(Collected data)
★ ★ ★ ★ ★ ★ ★

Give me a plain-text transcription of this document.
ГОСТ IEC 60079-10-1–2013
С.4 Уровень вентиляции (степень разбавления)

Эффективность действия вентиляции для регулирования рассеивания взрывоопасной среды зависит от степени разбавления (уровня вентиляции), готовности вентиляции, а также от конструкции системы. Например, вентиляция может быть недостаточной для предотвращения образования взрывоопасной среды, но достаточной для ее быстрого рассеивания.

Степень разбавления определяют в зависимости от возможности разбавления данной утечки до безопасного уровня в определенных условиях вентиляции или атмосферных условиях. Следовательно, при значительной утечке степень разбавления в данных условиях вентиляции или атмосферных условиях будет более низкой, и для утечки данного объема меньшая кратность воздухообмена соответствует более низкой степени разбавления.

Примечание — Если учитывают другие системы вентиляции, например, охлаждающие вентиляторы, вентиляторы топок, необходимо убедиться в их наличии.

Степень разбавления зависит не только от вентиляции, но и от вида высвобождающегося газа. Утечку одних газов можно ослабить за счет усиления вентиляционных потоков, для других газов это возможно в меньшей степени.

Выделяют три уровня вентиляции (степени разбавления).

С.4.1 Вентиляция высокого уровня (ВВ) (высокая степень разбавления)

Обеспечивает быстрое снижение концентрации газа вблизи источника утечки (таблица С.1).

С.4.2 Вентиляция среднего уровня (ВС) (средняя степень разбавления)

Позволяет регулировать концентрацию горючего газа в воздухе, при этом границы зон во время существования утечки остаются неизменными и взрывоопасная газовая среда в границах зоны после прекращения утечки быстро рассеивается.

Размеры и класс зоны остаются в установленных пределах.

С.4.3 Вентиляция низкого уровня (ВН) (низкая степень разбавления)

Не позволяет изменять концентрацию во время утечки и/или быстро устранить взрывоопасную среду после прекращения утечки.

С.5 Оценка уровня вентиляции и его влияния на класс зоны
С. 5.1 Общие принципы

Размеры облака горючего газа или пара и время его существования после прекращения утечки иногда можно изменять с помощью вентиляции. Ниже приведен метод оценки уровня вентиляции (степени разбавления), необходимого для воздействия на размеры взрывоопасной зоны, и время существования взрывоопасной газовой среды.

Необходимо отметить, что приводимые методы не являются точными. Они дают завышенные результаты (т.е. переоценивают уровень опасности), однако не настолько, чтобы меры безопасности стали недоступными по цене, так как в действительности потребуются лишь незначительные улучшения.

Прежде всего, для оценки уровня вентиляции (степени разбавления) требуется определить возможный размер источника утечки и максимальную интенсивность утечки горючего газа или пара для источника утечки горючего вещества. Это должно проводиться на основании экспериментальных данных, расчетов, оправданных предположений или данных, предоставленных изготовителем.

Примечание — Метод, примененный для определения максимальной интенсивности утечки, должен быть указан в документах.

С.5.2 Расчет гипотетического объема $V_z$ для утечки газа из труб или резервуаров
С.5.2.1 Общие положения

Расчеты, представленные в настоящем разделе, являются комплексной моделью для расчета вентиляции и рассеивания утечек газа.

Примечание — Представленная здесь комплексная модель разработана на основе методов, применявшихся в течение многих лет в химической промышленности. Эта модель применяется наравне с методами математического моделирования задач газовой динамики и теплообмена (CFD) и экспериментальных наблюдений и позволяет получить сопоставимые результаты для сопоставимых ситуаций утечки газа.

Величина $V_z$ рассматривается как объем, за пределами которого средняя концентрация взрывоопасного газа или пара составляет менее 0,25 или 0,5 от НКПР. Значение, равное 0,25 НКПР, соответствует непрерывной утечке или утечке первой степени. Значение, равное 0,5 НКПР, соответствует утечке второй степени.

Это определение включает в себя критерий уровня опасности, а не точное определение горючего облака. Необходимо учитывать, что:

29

★ ★ ★ ★ ★ ★ ★

◆ **EXERCISE DESCRIPTION**
Your task is to reproduce all of the records exactly.

◆ **CORRECT RESULT**
Give me a plain-text transcription of this document.
ГОСТ IEC 60079-10-1–2013
С.4 Уровень вентиляции (степень разбавления)

Эффективность действия вентиляции для регулирования рассеивания взрывоопасной среды зависит от степени разбавления (уровня вентиляции), готовности вентиляции, а также от конструкции системы. Например, вентиляция может быть недостаточной для предотвращения образования взрывоопасной среды, но достаточной для ее быстрого рассеивания.

Степень разбавления определяют в зависимости от возможности разбавления данной утечки до безопасного уровня в определенных условиях вентиляции или атмосферных условиях. Следовательно, при значительной утечке степень разбавления в данных условиях вентиляции или атмосферных условиях будет более низкой, и для утечки данного объема меньшая кратность воздухообмена соответствует более низкой степени разбавления.

Примечание — Если учитывают другие системы вентиляции, например, охлаждающие вентиляторы, вентиляторы топок, необходимо убедиться в их наличии.

Степень разбавления зависит не только от вентиляции, но и от вида высвобождающегося газа. Утечку одних газов можно ослабить за счет усиления вентиляционных потоков, для других газов это возможно в меньшей степени.

Выделяют три уровня вентиляции (степени разбавления).

С.4.1 Вентиляция высокого уровня (ВВ) (высокая степень разбавления)

Обеспечивает быстрое снижение концентрации газа вблизи источника утечки (таблица С.1).

С.4.2 Вентиляция среднего уровня (ВС) (средняя степень разбавления)

Позволяет регулировать концентрацию горючего газа в воздухе, при этом границы зон во время существования утечки остаются неизменными и взрывоопасная газовая среда в границах зоны после прекращения утечки быстро рассеивается.

Размеры и класс зоны остаются в установленных пределах.

С.4.3 Вентиляция низкого уровня (ВН) (низкая степень разбавления)

Не позволяет изменять концентрацию во время утечки и/или быстро устранить взрывоопасную среду после прекращения утечки.

С.5 Оценка уровня вентиляции и его влияния на класс зоны
С. 5.1 Общие принципы

Размеры облака горючего газа или пара и время его существования после прекращения утечки иногда можно изменять с помощью вентиляции. Ниже приведен метод оценки уровня вентиляции (степени разбавления), необходимого для воздействия на размеры взрывоопасной зоны, и время существования взрывоопасной газовой среды.

Необходимо отметить, что приводимые методы не являются точными. Они дают завышенные результаты (т.е. переоценивают уровень опасности), однако не настолько, чтобы меры безопасности стали недоступными по цене, так как в действительности потребуются лишь незначительные улучшения.

Прежде всего, для оценки уровня вентиляции (степени разбавления) требуется определить возможный размер источника утечки и максимальную интенсивность утечки горючего газа или пара для источника утечки горючего вещества. Это должно проводиться на основании экспериментальных данных, расчетов, оправданных предположений или данных, предоставленных изготовителем.

Примечание — Метод, примененный для определения максимальной интенсивности утечки, должен быть указан в документах.

С.5.2 Расчет гипотетического объема $V_z$ для утечки газа из труб или резервуаров
С.5.2.1 Общие положения

Расчеты, представленные в настоящем разделе, являются комплексной моделью для расчета вентиляции и рассеивания утечек газа.

Примечание — Представленная здесь комплексная модель разработана на основе методов, применявшихся в течение многих лет в химической промышленности. Эта модель применяется наравне с методами математического моделирования задач газовой динамики и теплообмена (CFD) и экспериментальных наблюдений и позволяет получить сопоставимые результаты для сопоставимых ситуаций утечки газа.

Величина $V_z$ рассматривается как объем, за пределами которого средняя концентрация взрывоопасного газа или пара составляет менее 0,25 или 0,5 от НКПР. Значение, равное 0,25 НКПР, соответствует непрерывной утечке или утечке первой степени. Значение, равное 0,5 НКПР, соответствует утечке второй степени.

Это определение включает в себя критерий уровня опасности, а не точное определение горючего облака. Необходимо учитывать, что:

29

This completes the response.